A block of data
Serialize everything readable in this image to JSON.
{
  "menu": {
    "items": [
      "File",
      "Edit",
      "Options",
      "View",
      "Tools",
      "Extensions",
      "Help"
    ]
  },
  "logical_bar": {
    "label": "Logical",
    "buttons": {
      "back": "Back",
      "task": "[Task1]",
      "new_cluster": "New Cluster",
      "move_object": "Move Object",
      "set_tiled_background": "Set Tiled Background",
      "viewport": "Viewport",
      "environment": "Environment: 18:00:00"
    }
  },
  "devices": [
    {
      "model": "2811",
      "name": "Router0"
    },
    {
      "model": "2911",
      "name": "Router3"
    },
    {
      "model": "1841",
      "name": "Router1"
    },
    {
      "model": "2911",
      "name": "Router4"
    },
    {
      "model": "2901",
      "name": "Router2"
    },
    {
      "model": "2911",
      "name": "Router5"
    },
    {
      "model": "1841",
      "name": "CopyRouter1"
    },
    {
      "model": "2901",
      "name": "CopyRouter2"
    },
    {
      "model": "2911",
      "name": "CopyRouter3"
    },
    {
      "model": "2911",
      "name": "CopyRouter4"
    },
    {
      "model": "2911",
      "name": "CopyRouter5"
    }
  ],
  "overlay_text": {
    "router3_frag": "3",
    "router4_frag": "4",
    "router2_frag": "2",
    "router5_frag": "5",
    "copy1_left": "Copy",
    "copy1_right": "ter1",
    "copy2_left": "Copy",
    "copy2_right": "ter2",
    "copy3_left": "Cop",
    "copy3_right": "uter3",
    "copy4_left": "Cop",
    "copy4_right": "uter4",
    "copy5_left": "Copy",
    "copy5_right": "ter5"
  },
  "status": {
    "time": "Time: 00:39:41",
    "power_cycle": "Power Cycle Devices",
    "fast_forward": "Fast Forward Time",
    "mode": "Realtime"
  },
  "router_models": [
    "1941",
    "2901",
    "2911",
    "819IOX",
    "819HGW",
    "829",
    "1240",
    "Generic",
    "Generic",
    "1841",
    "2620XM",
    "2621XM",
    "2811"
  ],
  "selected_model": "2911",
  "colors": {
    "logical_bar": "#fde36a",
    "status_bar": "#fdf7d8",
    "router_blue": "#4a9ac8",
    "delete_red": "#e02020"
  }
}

TASK DESCRIPTION -
Each record above should be repeated exactly as it appears.

RESULT FOR THIS TASK -
Serialize everything readable in this image to JSON.
{
  "menu": {
    "items": [
      "File",
      "Edit",
      "Options",
      "View",
      "Tools",
      "Extensions",
      "Help"
    ]
  },
  "logical_bar": {
    "label": "Logical",
    "buttons": {
      "back": "Back",
      "task": "[Task1]",
      "new_cluster": "New Cluster",
      "move_object": "Move Object",
      "set_tiled_background": "Set Tiled Background",
      "viewport": "Viewport",
      "environment": "Environment: 18:00:00"
    }
  },
  "devices": [
    {
      "model": "2811",
      "name": "Router0"
    },
    {
      "model": "2911",
      "name": "Router3"
    },
    {
      "model": "1841",
      "name": "Router1"
    },
    {
      "model": "2911",
      "name": "Router4"
    },
    {
      "model": "2901",
      "name": "Router2"
    },
    {
      "model": "2911",
      "name": "Router5"
    },
    {
      "model": "1841",
      "name": "CopyRouter1"
    },
    {
      "model": "2901",
      "name": "CopyRouter2"
    },
    {
      "model": "2911",
      "name": "CopyRouter3"
    },
    {
      "model": "2911",
      "name": "CopyRouter4"
    },
    {
      "model": "2911",
      "name": "CopyRouter5"
    }
  ],
  "overlay_text": {
    "router3_frag": "3",
    "router4_frag": "4",
    "router2_frag": "2",
    "router5_frag": "5",
    "copy1_left": "Copy",
    "copy1_right": "ter1",
    "copy2_left": "Copy",
    "copy2_right": "ter2",
    "copy3_left": "Cop",
    "copy3_right": "uter3",
    "copy4_left": "Cop",
    "copy4_right": "uter4",
    "copy5_left": "Copy",
    "copy5_right": "ter5"
  },
  "status": {
    "time": "Time: 00:39:41",
    "power_cycle": "Power Cycle Devices",
    "fast_forward": "Fast Forward Time",
    "mode": "Realtime"
  },
  "router_models": [
    "1941",
    "2901",
    "2911",
    "819IOX",
    "819HGW",
    "829",
    "1240",
    "Generic",
    "Generic",
    "1841",
    "2620XM",
    "2621XM",
    "2811"
  ],
  "selected_model": "2911",
  "colors": {
    "logical_bar": "#fde36a",
    "status_bar": "#fdf7d8",
    "router_blue": "#4a9ac8",
    "delete_red": "#e02020"
  }
}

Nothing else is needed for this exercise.